Given data:
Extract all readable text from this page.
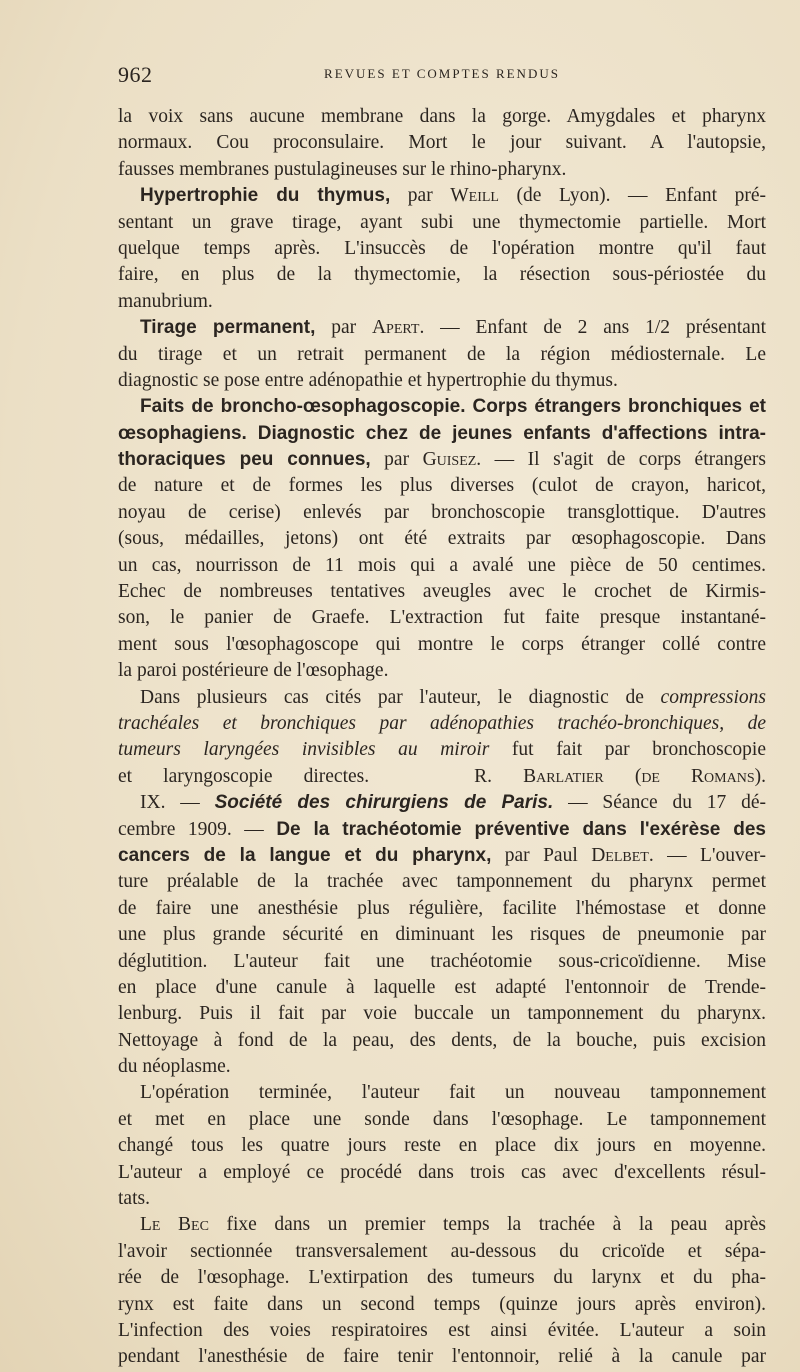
962	REVUES ET COMPTES RENDUS
la voix sans aucune membrane dans la gorge. Amygdales et pharynx
normaux. Cou proconsulaire. Mort le jour suivant. A l'autopsie,
fausses membranes pustulagineuses sur le rhino-pharynx.
Hypertrophie du thymus, par Weill (de Lyon). — Enfant pré-
sentant un grave tirage, ayant subi une thymectomie partielle. Mort
quelque temps après. L'insuccès de l'opération montre qu'il faut
faire, en plus de la thymectomie, la résection sous-périostée du
manubrium.
Tirage permanent, par Apert. — Enfant de 2 ans 1/2 présentant
du tirage et un retrait permanent de la région médiosternale. Le
diagnostic se pose entre adénopathie et hypertrophie du thymus.
Faits de broncho-œsophagoscopie. Corps étrangers bronchiques et
œsophagiens. Diagnostic chez de jeunes enfants d'affections intra-
thoraciques peu connues, par Guisez. — Il s'agit de corps étrangers
de nature et de formes les plus diverses (culot de crayon, haricot,
noyau de cerise) enlevés par bronchoscopie transglottique. D'autres
(sous, médailles, jetons) ont été extraits par œsophagoscopie. Dans
un cas, nourrisson de 11 mois qui a avalé une pièce de 50 centimes.
Echec de nombreuses tentatives aveugles avec le crochet de Kirmis-
son, le panier de Graefe. L'extraction fut faite presque instantané-
ment sous l'œsophagoscope qui montre le corps étranger collé contre
la paroi postérieure de l'œsophage.
Dans plusieurs cas cités par l'auteur, le diagnostic de compressions
trachéales et bronchiques par adénopathies trachéo-bronchiques, de
tumeurs laryngées invisibles au miroir fut fait par bronchoscopie
et laryngoscopie directes.	R. Barlatier (de Romans).
IX. — Société des chirurgiens de Paris. — Séance du 17 dé-
cembre 1909. — De la trachéotomie préventive dans l'exérèse des
cancers de la langue et du pharynx, par Paul Delbet. — L'ouver-
ture préalable de la trachée avec tamponnement du pharynx permet
de faire une anesthésie plus régulière, facilite l'hémostase et donne
une plus grande sécurité en diminuant les risques de pneumonie par
déglutition. L'auteur fait une trachéotomie sous-cricoïdienne. Mise
en place d'une canule à laquelle est adapté l'entonnoir de Trende-
lenburg. Puis il fait par voie buccale un tamponnement du pharynx.
Nettoyage à fond de la peau, des dents, de la bouche, puis excision
du néoplasme.
L'opération terminée, l'auteur fait un nouveau tamponnement
et met en place une sonde dans l'œsophage. Le tamponnement
changé tous les quatre jours reste en place dix jours en moyenne.
L'auteur a employé ce procédé dans trois cas avec d'excellents résul-
tats.
Le Bec fixe dans un premier temps la trachée à la peau après
l'avoir sectionnée transversalement au-dessous du cricoïde et sépa-
rée de l'œsophage. L'extirpation des tumeurs du larynx et du pha-
rynx est faite dans un second temps (quinze jours après environ).
L'infection des voies respiratoires est ainsi évitée. L'auteur a soin
pendant l'anesthésie de faire tenir l'entonnoir, relié à la canule par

Challenge: Skip every picture and transcribe the data above exactly.

Output for this task:
Extract all readable text from this page.
962	REVUES ET COMPTES RENDUS
la voix sans aucune membrane dans la gorge. Amygdales et pharynx
normaux. Cou proconsulaire. Mort le jour suivant. A l'autopsie,
fausses membranes pustulagineuses sur le rhino-pharynx.
Hypertrophie du thymus, par Weill (de Lyon). — Enfant pré-
sentant un grave tirage, ayant subi une thymectomie partielle. Mort
quelque temps après. L'insuccès de l'opération montre qu'il faut
faire, en plus de la thymectomie, la résection sous-périostée du
manubrium.
Tirage permanent, par Apert. — Enfant de 2 ans 1/2 présentant
du tirage et un retrait permanent de la région médiosternale. Le
diagnostic se pose entre adénopathie et hypertrophie du thymus.
Faits de broncho-œsophagoscopie. Corps étrangers bronchiques et
œsophagiens. Diagnostic chez de jeunes enfants d'affections intra-
thoraciques peu connues, par Guisez. — Il s'agit de corps étrangers
de nature et de formes les plus diverses (culot de crayon, haricot,
noyau de cerise) enlevés par bronchoscopie transglottique. D'autres
(sous, médailles, jetons) ont été extraits par œsophagoscopie. Dans
un cas, nourrisson de 11 mois qui a avalé une pièce de 50 centimes.
Echec de nombreuses tentatives aveugles avec le crochet de Kirmis-
son, le panier de Graefe. L'extraction fut faite presque instantané-
ment sous l'œsophagoscope qui montre le corps étranger collé contre
la paroi postérieure de l'œsophage.
Dans plusieurs cas cités par l'auteur, le diagnostic de compressions
trachéales et bronchiques par adénopathies trachéo-bronchiques, de
tumeurs laryngées invisibles au miroir fut fait par bronchoscopie
et laryngoscopie directes.	R. Barlatier (de Romans).
IX. — Société des chirurgiens de Paris. — Séance du 17 dé-
cembre 1909. — De la trachéotomie préventive dans l'exérèse des
cancers de la langue et du pharynx, par Paul Delbet. — L'ouver-
ture préalable de la trachée avec tamponnement du pharynx permet
de faire une anesthésie plus régulière, facilite l'hémostase et donne
une plus grande sécurité en diminuant les risques de pneumonie par
déglutition. L'auteur fait une trachéotomie sous-cricoïdienne. Mise
en place d'une canule à laquelle est adapté l'entonnoir de Trende-
lenburg. Puis il fait par voie buccale un tamponnement du pharynx.
Nettoyage à fond de la peau, des dents, de la bouche, puis excision
du néoplasme.
L'opération terminée, l'auteur fait un nouveau tamponnement
et met en place une sonde dans l'œsophage. Le tamponnement
changé tous les quatre jours reste en place dix jours en moyenne.
L'auteur a employé ce procédé dans trois cas avec d'excellents résul-
tats.
Le Bec fixe dans un premier temps la trachée à la peau après
l'avoir sectionnée transversalement au-dessous du cricoïde et sépa-
rée de l'œsophage. L'extirpation des tumeurs du larynx et du pha-
rynx est faite dans un second temps (quinze jours après environ).
L'infection des voies respiratoires est ainsi évitée. L'auteur a soin
pendant l'anesthésie de faire tenir l'entonnoir, relié à la canule par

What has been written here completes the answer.